_WHAT YOU NEED TO DO_: Tally the lines below that contain the word "Администрации", and give only that number.

Part of a data file:
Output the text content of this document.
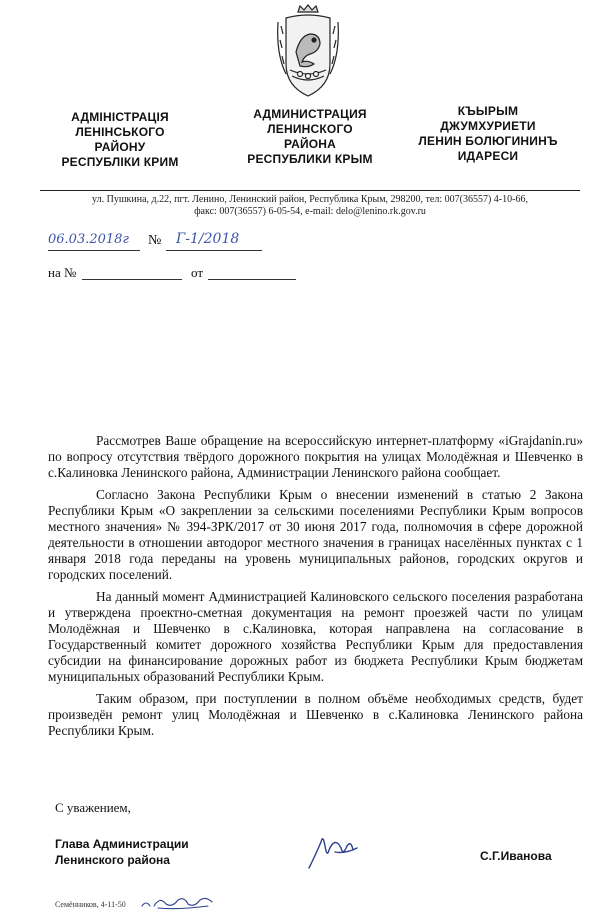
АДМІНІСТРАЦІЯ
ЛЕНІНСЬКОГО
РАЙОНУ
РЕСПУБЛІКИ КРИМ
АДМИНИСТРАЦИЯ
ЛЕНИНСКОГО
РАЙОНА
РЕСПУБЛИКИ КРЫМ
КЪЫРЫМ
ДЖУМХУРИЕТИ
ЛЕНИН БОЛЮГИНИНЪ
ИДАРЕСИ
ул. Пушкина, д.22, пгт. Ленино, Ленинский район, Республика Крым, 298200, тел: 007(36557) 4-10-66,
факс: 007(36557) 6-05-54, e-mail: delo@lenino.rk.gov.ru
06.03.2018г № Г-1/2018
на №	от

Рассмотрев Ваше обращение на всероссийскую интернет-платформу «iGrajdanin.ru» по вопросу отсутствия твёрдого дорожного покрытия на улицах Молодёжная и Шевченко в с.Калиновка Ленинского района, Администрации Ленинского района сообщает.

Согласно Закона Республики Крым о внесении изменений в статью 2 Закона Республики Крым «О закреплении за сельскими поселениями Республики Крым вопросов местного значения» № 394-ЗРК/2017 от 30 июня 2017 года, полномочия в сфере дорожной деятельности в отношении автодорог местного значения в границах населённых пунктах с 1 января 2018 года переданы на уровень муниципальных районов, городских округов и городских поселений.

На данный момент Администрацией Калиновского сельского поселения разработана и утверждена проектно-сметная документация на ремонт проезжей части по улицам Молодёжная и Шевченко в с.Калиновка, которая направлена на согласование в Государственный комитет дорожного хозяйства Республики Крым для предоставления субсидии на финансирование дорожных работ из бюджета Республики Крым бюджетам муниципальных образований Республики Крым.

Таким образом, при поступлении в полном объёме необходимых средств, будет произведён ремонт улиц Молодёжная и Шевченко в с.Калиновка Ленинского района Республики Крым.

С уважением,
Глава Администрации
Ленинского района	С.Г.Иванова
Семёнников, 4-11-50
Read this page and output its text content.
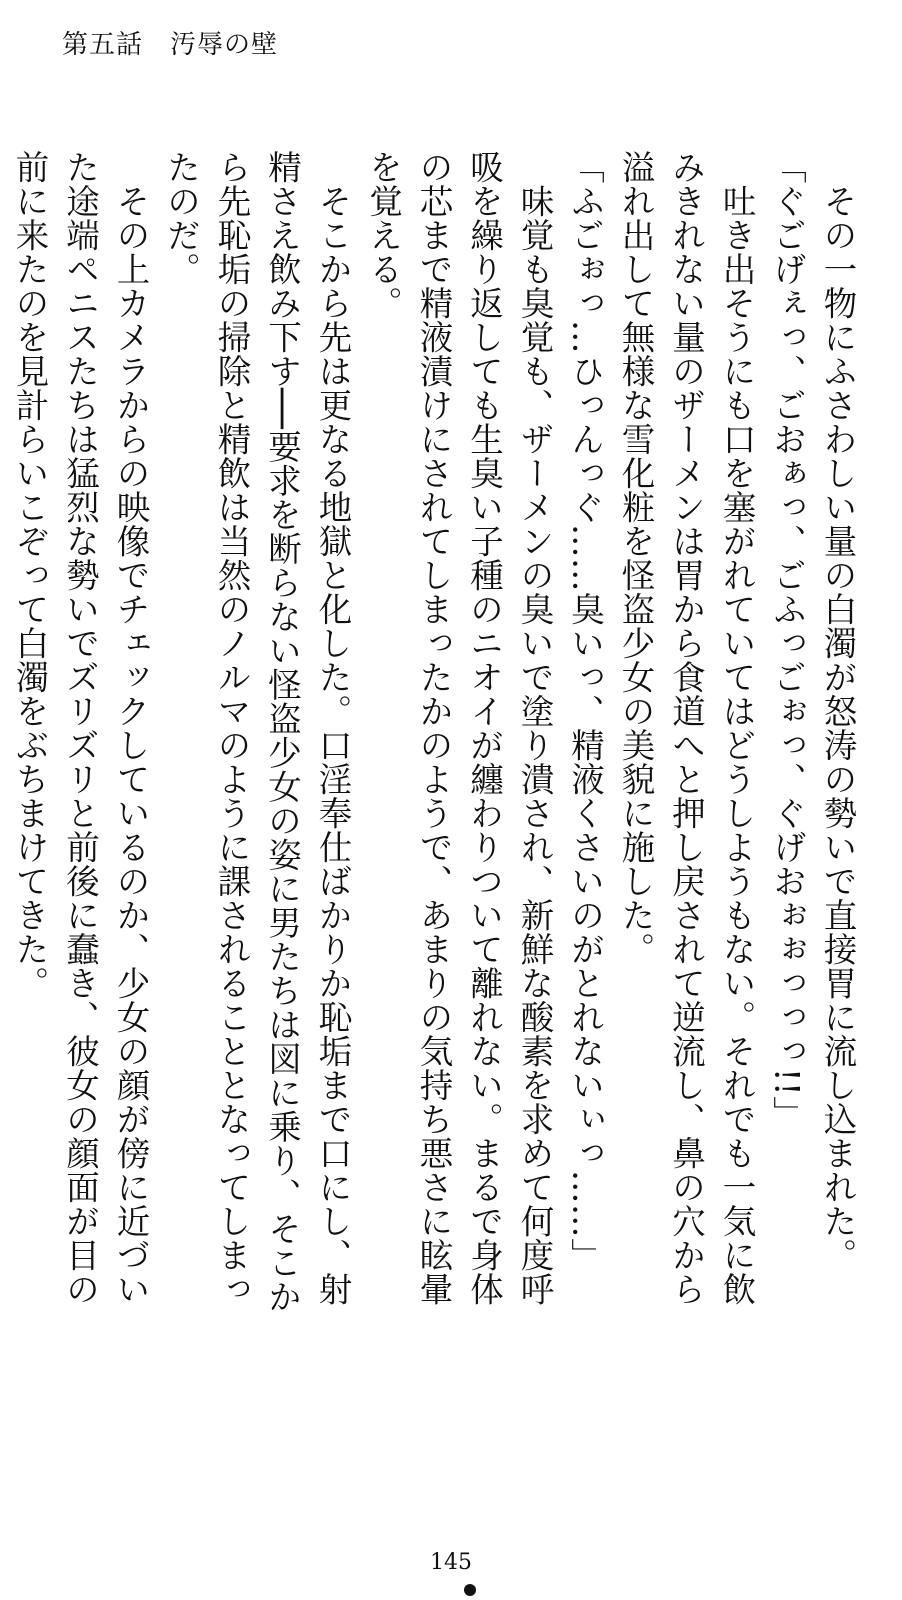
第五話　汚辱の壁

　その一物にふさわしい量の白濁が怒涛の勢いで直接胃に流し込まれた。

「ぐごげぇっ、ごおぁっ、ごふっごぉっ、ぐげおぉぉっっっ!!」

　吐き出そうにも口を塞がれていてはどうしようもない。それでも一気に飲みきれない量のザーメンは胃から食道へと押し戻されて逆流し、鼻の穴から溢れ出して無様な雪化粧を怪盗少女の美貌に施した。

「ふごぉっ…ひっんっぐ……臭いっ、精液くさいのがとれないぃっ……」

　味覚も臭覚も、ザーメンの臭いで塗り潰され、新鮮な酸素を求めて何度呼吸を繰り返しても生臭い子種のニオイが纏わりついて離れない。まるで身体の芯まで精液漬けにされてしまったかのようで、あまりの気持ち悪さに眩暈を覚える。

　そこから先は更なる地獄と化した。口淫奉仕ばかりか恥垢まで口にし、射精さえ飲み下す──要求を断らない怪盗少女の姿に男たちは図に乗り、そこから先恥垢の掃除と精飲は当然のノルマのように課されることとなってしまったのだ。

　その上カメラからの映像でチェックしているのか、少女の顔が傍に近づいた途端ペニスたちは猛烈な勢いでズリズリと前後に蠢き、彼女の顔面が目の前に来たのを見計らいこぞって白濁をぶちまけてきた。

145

_ANSWER BELOW_: 2